Exercise instructions.
1. Retype the passage on Reeves and the markets from "When the Prime" up to and including "prove even worse.".
2. In the passage on Reeves and the markets, what did gilt yields do once Keir Starmer gave his Chancellor his full backing?
3. List each market development named in the second sentence of the passage on Reeves and the markets.

When the Prime Minister Sir Keir Starmer gave his full backing to his Chancellor Rachel Reeves, the brief panic in the markets following her tearful performance in the House of Commons subsided. Gilt yields stopped rising, the pound clawed back some lost ground, and the markets recovered their nerve. It was easy to spin that as bond investors backing Reeves. But is that really true? The markets have seemingly already lost confidence in the Chancellor. They simply prefer stability to chaos, and they quite rightly fear that any of the plausible alternatives will prove even worse.

Provided material.
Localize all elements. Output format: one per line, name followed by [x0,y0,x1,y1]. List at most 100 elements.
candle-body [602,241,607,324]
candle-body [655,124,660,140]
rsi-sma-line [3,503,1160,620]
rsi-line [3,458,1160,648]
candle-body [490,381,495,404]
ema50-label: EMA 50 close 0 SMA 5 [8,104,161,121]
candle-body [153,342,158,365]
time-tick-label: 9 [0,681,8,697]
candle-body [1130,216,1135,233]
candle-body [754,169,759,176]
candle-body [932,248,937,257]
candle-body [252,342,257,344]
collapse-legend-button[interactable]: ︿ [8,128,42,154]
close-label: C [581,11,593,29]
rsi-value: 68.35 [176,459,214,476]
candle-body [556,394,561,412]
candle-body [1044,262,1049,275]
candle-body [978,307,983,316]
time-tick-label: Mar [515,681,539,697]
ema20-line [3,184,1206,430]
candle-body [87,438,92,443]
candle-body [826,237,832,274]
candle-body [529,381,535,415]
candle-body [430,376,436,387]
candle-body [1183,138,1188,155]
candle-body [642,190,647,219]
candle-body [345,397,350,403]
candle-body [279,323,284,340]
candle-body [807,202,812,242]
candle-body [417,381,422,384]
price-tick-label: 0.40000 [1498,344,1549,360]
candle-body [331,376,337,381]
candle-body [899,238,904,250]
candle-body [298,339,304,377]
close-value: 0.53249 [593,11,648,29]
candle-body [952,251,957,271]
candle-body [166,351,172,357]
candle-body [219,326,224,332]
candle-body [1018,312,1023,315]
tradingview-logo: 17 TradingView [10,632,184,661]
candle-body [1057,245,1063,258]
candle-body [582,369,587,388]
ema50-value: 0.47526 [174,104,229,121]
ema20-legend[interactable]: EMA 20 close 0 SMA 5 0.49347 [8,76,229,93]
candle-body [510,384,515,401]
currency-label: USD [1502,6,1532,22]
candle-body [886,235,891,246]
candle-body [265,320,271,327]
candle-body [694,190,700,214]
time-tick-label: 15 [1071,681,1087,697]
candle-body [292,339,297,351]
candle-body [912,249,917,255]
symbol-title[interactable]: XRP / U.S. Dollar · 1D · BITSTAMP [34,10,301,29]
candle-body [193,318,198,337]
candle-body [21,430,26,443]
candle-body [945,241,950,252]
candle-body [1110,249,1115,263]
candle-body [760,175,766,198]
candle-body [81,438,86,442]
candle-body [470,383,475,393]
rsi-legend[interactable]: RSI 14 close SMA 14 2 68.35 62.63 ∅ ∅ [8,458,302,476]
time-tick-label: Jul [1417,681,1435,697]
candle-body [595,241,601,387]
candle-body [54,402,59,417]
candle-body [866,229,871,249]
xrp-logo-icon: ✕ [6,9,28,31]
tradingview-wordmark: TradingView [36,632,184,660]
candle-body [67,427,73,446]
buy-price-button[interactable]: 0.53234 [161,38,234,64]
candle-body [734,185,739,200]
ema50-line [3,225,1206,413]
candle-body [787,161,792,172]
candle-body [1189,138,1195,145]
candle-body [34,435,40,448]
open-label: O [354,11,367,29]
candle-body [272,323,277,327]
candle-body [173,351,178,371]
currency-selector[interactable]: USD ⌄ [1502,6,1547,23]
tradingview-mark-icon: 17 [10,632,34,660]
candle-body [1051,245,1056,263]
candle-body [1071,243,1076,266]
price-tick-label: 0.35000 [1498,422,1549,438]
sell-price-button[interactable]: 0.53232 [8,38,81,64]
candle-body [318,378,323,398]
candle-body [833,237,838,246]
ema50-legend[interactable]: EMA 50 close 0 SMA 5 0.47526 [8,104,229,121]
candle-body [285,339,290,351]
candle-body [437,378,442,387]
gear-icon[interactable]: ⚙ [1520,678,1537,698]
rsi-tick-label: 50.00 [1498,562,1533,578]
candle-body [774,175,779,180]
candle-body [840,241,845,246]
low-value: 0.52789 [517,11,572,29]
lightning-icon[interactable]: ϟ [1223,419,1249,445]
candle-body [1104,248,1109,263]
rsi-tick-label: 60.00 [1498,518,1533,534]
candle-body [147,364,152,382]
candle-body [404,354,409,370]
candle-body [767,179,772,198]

Results for the exercise.
1.
When the Prime Minister Sir Keir Starmer gave his full backing to his Chancellor Rachel Reeves, the brief panic in the markets following her tearful performance in the House of Commons subsided. Gilt yields stopped rising, the pound clawed back some lost ground, and the markets recovered their nerve. It was easy to spin that as bond investors backing Reeves. But is that really true? The markets have seemingly already lost confidence in the Chancellor. They simply prefer stability to chaos, and they quite rightly fear that any of the plausible alternatives will prove even worse.

2. They stopped rising.

3.
- Gilt yields stopped rising.
- The pound clawed back some lost ground.
- The markets recovered their nerve.